▶ [Task to complete]:
Exactly reproduce all the records, keeping pictures out of the copy.

===== Input records =====

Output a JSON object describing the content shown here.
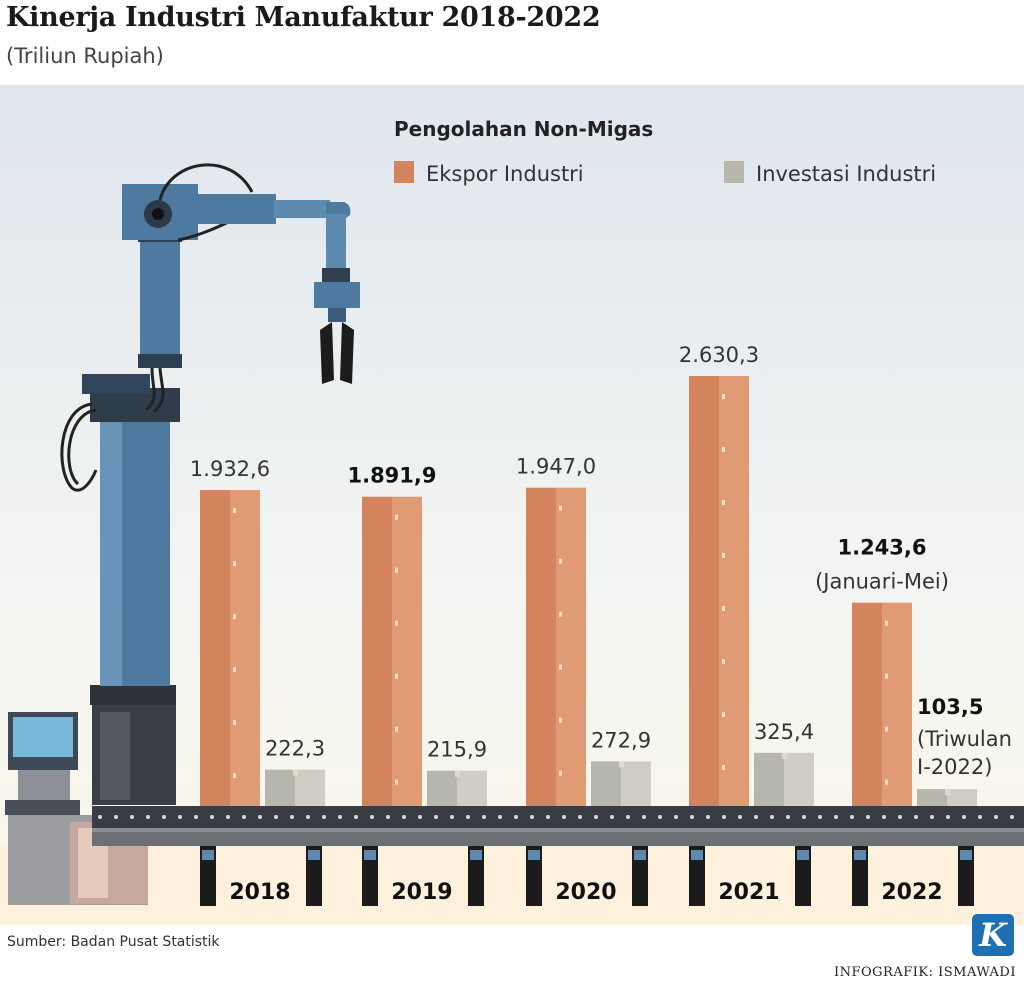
{
  "header": {
    "title": "Kinerja Industri Manufaktur 2018-2022",
    "subtitle": "(Triliun Rupiah)"
  },
  "footer": {
    "source": "Sumber: Badan Pusat Statistik",
    "credit": "INFOGRAFIK: ISMAWADI",
    "logo_letter": "K"
  },
  "chart_data": {
    "type": "bar",
    "legend_title": "Pengolahan Non-Migas",
    "legend_placement": "top-right",
    "categories": [
      "2018",
      "2019",
      "2020",
      "2021",
      "2022"
    ],
    "series": [
      {
        "name": "Ekspor Industri",
        "color": "#d4845d",
        "values": [
          1932.6,
          1891.9,
          1947.0,
          2630.3,
          1243.6
        ],
        "labels": [
          "1.932,6",
          "1.891,9",
          "1.947,0",
          "2.630,3",
          "1.243,6"
        ],
        "bold": [
          false,
          true,
          false,
          false,
          true
        ],
        "notes": [
          "",
          "",
          "",
          "",
          "(Januari-Mei)"
        ]
      },
      {
        "name": "Investasi Industri",
        "color": "#b7b6ac",
        "values": [
          222.3,
          215.9,
          272.9,
          325.4,
          103.5
        ],
        "labels": [
          "222,3",
          "215,9",
          "272,9",
          "325,4",
          "103,5"
        ],
        "bold": [
          false,
          false,
          false,
          false,
          true
        ],
        "notes": [
          "",
          "",
          "",
          "",
          "(Triwulan I-2022)"
        ]
      }
    ],
    "ylim": [
      0,
      2630.3
    ],
    "grid": false
  }
}
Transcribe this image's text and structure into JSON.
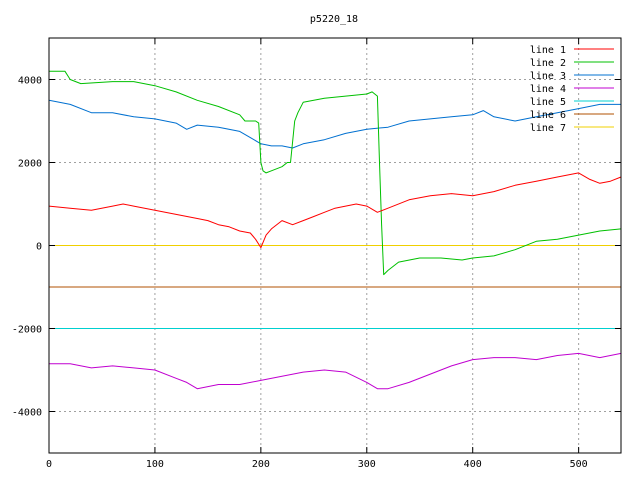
{
  "chart_data": {
    "type": "line",
    "title": "p5220_18",
    "xlabel": "",
    "ylabel": "",
    "xlim": [
      0,
      540
    ],
    "ylim": [
      -5000,
      5000
    ],
    "xticks": [
      0,
      100,
      200,
      300,
      400,
      500
    ],
    "yticks": [
      -4000,
      -2000,
      0,
      2000,
      4000
    ],
    "grid": true,
    "legend_position": "top-right",
    "series": [
      {
        "name": "line 1",
        "color": "#ff0000",
        "x": [
          0,
          20,
          40,
          60,
          70,
          80,
          100,
          120,
          140,
          150,
          160,
          170,
          180,
          190,
          195,
          200,
          205,
          210,
          220,
          230,
          240,
          250,
          260,
          270,
          280,
          290,
          300,
          310,
          320,
          340,
          360,
          380,
          400,
          420,
          440,
          460,
          480,
          500,
          510,
          520,
          530,
          540
        ],
        "y": [
          950,
          900,
          850,
          950,
          1000,
          950,
          850,
          750,
          650,
          600,
          500,
          450,
          350,
          300,
          150,
          -50,
          250,
          400,
          600,
          500,
          600,
          700,
          800,
          900,
          950,
          1000,
          950,
          800,
          900,
          1100,
          1200,
          1250,
          1200,
          1300,
          1450,
          1550,
          1650,
          1750,
          1600,
          1500,
          1550,
          1650
        ]
      },
      {
        "name": "line 2",
        "color": "#00c000",
        "x": [
          0,
          15,
          20,
          30,
          60,
          80,
          100,
          120,
          140,
          160,
          180,
          185,
          195,
          198,
          200,
          202,
          205,
          210,
          220,
          225,
          228,
          230,
          232,
          235,
          240,
          260,
          280,
          300,
          305,
          310,
          312,
          314,
          316,
          320,
          330,
          350,
          370,
          390,
          400,
          420,
          440,
          460,
          480,
          500,
          520,
          540
        ],
        "y": [
          4200,
          4200,
          4000,
          3900,
          3950,
          3950,
          3850,
          3700,
          3500,
          3350,
          3150,
          3000,
          3000,
          2950,
          2000,
          1800,
          1750,
          1800,
          1900,
          2000,
          2000,
          2500,
          3000,
          3200,
          3450,
          3550,
          3600,
          3650,
          3700,
          3600,
          2000,
          500,
          -700,
          -600,
          -400,
          -300,
          -300,
          -350,
          -300,
          -250,
          -100,
          100,
          150,
          250,
          350,
          400
        ]
      },
      {
        "name": "line 3",
        "color": "#0070d0",
        "x": [
          0,
          20,
          40,
          60,
          80,
          100,
          120,
          130,
          140,
          160,
          180,
          190,
          200,
          210,
          220,
          230,
          240,
          260,
          280,
          300,
          320,
          340,
          360,
          380,
          400,
          410,
          420,
          440,
          460,
          480,
          500,
          520,
          540
        ],
        "y": [
          3500,
          3400,
          3200,
          3200,
          3100,
          3050,
          2950,
          2800,
          2900,
          2850,
          2750,
          2600,
          2450,
          2400,
          2400,
          2350,
          2450,
          2550,
          2700,
          2800,
          2850,
          3000,
          3050,
          3100,
          3150,
          3250,
          3100,
          3000,
          3100,
          3200,
          3300,
          3400,
          3400
        ]
      },
      {
        "name": "line 4",
        "color": "#c000d0",
        "x": [
          0,
          20,
          40,
          60,
          80,
          100,
          120,
          130,
          140,
          160,
          180,
          200,
          220,
          240,
          260,
          280,
          300,
          310,
          320,
          340,
          360,
          380,
          400,
          420,
          440,
          460,
          480,
          500,
          520,
          540
        ],
        "y": [
          -2850,
          -2850,
          -2950,
          -2900,
          -2950,
          -3000,
          -3200,
          -3300,
          -3450,
          -3350,
          -3350,
          -3250,
          -3150,
          -3050,
          -3000,
          -3050,
          -3300,
          -3450,
          -3450,
          -3300,
          -3100,
          -2900,
          -2750,
          -2700,
          -2700,
          -2750,
          -2650,
          -2600,
          -2700,
          -2600
        ]
      },
      {
        "name": "line 5",
        "color": "#00d0d0",
        "x": [
          0,
          540
        ],
        "y": [
          -2000,
          -2000
        ]
      },
      {
        "name": "line 6",
        "color": "#b05000",
        "x": [
          0,
          540
        ],
        "y": [
          -1000,
          -1000
        ]
      },
      {
        "name": "line 7",
        "color": "#f0d000",
        "x": [
          0,
          540
        ],
        "y": [
          0,
          0
        ]
      }
    ]
  }
}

=====

▶ [Reply to the task]:
Output a JSON object describing the content shown here.
{
  "header": {
    "title": "Kinerja Industri Manufaktur 2018-2022",
    "subtitle": "(Triliun Rupiah)"
  },
  "footer": {
    "source": "Sumber: Badan Pusat Statistik",
    "credit": "INFOGRAFIK: ISMAWADI",
    "logo_letter": "K"
  },
  "chart_data": {
    "type": "bar",
    "legend_title": "Pengolahan Non-Migas",
    "legend_placement": "top-right",
    "categories": [
      "2018",
      "2019",
      "2020",
      "2021",
      "2022"
    ],
    "series": [
      {
        "name": "Ekspor Industri",
        "color": "#d4845d",
        "values": [
          1932.6,
          1891.9,
          1947.0,
          2630.3,
          1243.6
        ],
        "labels": [
          "1.932,6",
          "1.891,9",
          "1.947,0",
          "2.630,3",
          "1.243,6"
        ],
        "bold": [
          false,
          true,
          false,
          false,
          true
        ],
        "notes": [
          "",
          "",
          "",
          "",
          "(Januari-Mei)"
        ]
      },
      {
        "name": "Investasi Industri",
        "color": "#b7b6ac",
        "values": [
          222.3,
          215.9,
          272.9,
          325.4,
          103.5
        ],
        "labels": [
          "222,3",
          "215,9",
          "272,9",
          "325,4",
          "103,5"
        ],
        "bold": [
          false,
          false,
          false,
          false,
          true
        ],
        "notes": [
          "",
          "",
          "",
          "",
          "(Triwulan I-2022)"
        ]
      }
    ],
    "ylim": [
      0,
      2630.3
    ],
    "grid": false
  }
}
Transcribe this image's text and structure into JSON.
{
  "chart_data": {
    "type": "line",
    "title": "p5220_18",
    "xlabel": "",
    "ylabel": "",
    "xlim": [
      0,
      540
    ],
    "ylim": [
      -5000,
      5000
    ],
    "xticks": [
      0,
      100,
      200,
      300,
      400,
      500
    ],
    "yticks": [
      -4000,
      -2000,
      0,
      2000,
      4000
    ],
    "grid": true,
    "legend_position": "top-right",
    "series": [
      {
        "name": "line 1",
        "color": "#ff0000",
        "x": [
          0,
          20,
          40,
          60,
          70,
          80,
          100,
          120,
          140,
          150,
          160,
          170,
          180,
          190,
          195,
          200,
          205,
          210,
          220,
          230,
          240,
          250,
          260,
          270,
          280,
          290,
          300,
          310,
          320,
          340,
          360,
          380,
          400,
          420,
          440,
          460,
          480,
          500,
          510,
          520,
          530,
          540
        ],
        "y": [
          950,
          900,
          850,
          950,
          1000,
          950,
          850,
          750,
          650,
          600,
          500,
          450,
          350,
          300,
          150,
          -50,
          250,
          400,
          600,
          500,
          600,
          700,
          800,
          900,
          950,
          1000,
          950,
          800,
          900,
          1100,
          1200,
          1250,
          1200,
          1300,
          1450,
          1550,
          1650,
          1750,
          1600,
          1500,
          1550,
          1650
        ]
      },
      {
        "name": "line 2",
        "color": "#00c000",
        "x": [
          0,
          15,
          20,
          30,
          60,
          80,
          100,
          120,
          140,
          160,
          180,
          185,
          195,
          198,
          200,
          202,
          205,
          210,
          220,
          225,
          228,
          230,
          232,
          235,
          240,
          260,
          280,
          300,
          305,
          310,
          312,
          314,
          316,
          320,
          330,
          350,
          370,
          390,
          400,
          420,
          440,
          460,
          480,
          500,
          520,
          540
        ],
        "y": [
          4200,
          4200,
          4000,
          3900,
          3950,
          3950,
          3850,
          3700,
          3500,
          3350,
          3150,
          3000,
          3000,
          2950,
          2000,
          1800,
          1750,
          1800,
          1900,
          2000,
          2000,
          2500,
          3000,
          3200,
          3450,
          3550,
          3600,
          3650,
          3700,
          3600,
          2000,
          500,
          -700,
          -600,
          -400,
          -300,
          -300,
          -350,
          -300,
          -250,
          -100,
          100,
          150,
          250,
          350,
          400
        ]
      },
      {
        "name": "line 3",
        "color": "#0070d0",
        "x": [
          0,
          20,
          40,
          60,
          80,
          100,
          120,
          130,
          140,
          160,
          180,
          190,
          200,
          210,
          220,
          230,
          240,
          260,
          280,
          300,
          320,
          340,
          360,
          380,
          400,
          410,
          420,
          440,
          460,
          480,
          500,
          520,
          540
        ],
        "y": [
          3500,
          3400,
          3200,
          3200,
          3100,
          3050,
          2950,
          2800,
          2900,
          2850,
          2750,
          2600,
          2450,
          2400,
          2400,
          2350,
          2450,
          2550,
          2700,
          2800,
          2850,
          3000,
          3050,
          3100,
          3150,
          3250,
          3100,
          3000,
          3100,
          3200,
          3300,
          3400,
          3400
        ]
      },
      {
        "name": "line 4",
        "color": "#c000d0",
        "x": [
          0,
          20,
          40,
          60,
          80,
          100,
          120,
          130,
          140,
          160,
          180,
          200,
          220,
          240,
          260,
          280,
          300,
          310,
          320,
          340,
          360,
          380,
          400,
          420,
          440,
          460,
          480,
          500,
          520,
          540
        ],
        "y": [
          -2850,
          -2850,
          -2950,
          -2900,
          -2950,
          -3000,
          -3200,
          -3300,
          -3450,
          -3350,
          -3350,
          -3250,
          -3150,
          -3050,
          -3000,
          -3050,
          -3300,
          -3450,
          -3450,
          -3300,
          -3100,
          -2900,
          -2750,
          -2700,
          -2700,
          -2750,
          -2650,
          -2600,
          -2700,
          -2600
        ]
      },
      {
        "name": "line 5",
        "color": "#00d0d0",
        "x": [
          0,
          540
        ],
        "y": [
          -2000,
          -2000
        ]
      },
      {
        "name": "line 6",
        "color": "#b05000",
        "x": [
          0,
          540
        ],
        "y": [
          -1000,
          -1000
        ]
      },
      {
        "name": "line 7",
        "color": "#f0d000",
        "x": [
          0,
          540
        ],
        "y": [
          0,
          0
        ]
      }
    ]
  }
}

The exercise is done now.